>> start DATASET EXTRACT
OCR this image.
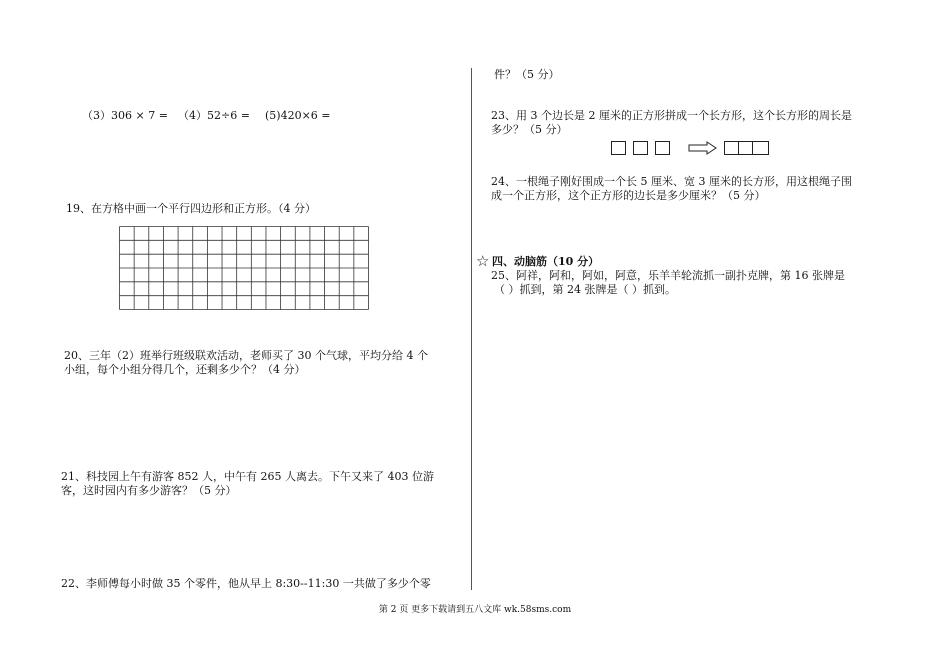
（3）306 × 7 = （4）52÷6 = (5)420×6 =
19、在方格中画一个平行四边形和正方形。（4 分）
20、三年（2）班举行班级联欢活动，老师买了 30 个气球，平均分给 4 个
小组，每个小组分得几个，还剩多少个？（4 分）
21、科技园上午有游客 852 人，中午有 265 人离去。下午又来了 403 位游
客，这时园内有多少游客？（5 分）
22、李师傅每小时做 35 个零件，他从早上 8:30--11:30 一共做了多少个零
件？（5 分）
23、用 3 个边长是 2 厘米的正方形拼成一个长方形，这个长方形的周长是
多少？（5 分）
24、一根绳子刚好围成一个长 5 厘米、宽 3 厘米的长方形，用这根绳子围
成一个正方形，这个正方形的边长是多少厘米？（5 分）
☆ 四、动脑筋（10 分）
25、阿祥，阿和，阿如，阿意，乐羊羊轮流抓一副扑克牌，第 16 张牌是
（ ）抓到，第 24 张牌是（ ）抓到。
第 2 页 更多下载请到五八文库 wk.58sms.com
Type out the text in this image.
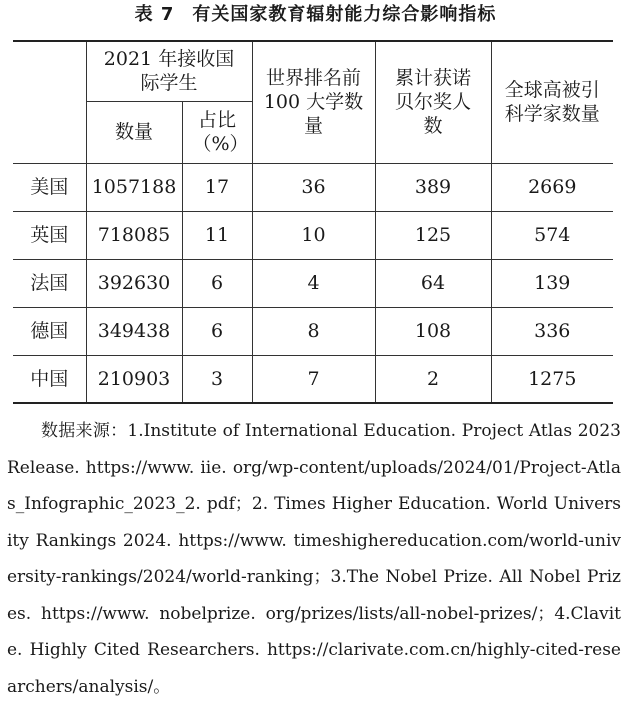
表 7 有关国家教育辐射能力综合影响指标
	2021 年接收国际学生		世界排名前 100 大学数量	累计获诺贝尔奖人数	全球高被引科学家数量
	数量	占比（%）			
美国	1057188	17	36	389	2669
英国	718085	11	10	125	574
法国	392630	6	4	64	139
德国	349438	6	8	108	336
中国	210903	3	7	2	1275
数据来源：1.Institute of International Education. Project Atlas 2023 Release. https://www. iie. org/wp-content/uploads/2024/01/Project-Atlas_Infographic_2023_2. pdf；2. Times Higher Education. World University Rankings 2024. https://www. timeshighereducation.com/world-university-rankings/2024/world-ranking；3.The Nobel Prize. All Nobel Prizes. https://www. nobelprize. org/prizes/lists/all-nobel-prizes/；4.Clavite. Highly Cited Researchers. https://clarivate.com.cn/highly-cited-researchers/analysis/。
>> end DATASET EXTRACT
Extract lines where the string "this" occurs.

OCR this image.
Type out the text in this image.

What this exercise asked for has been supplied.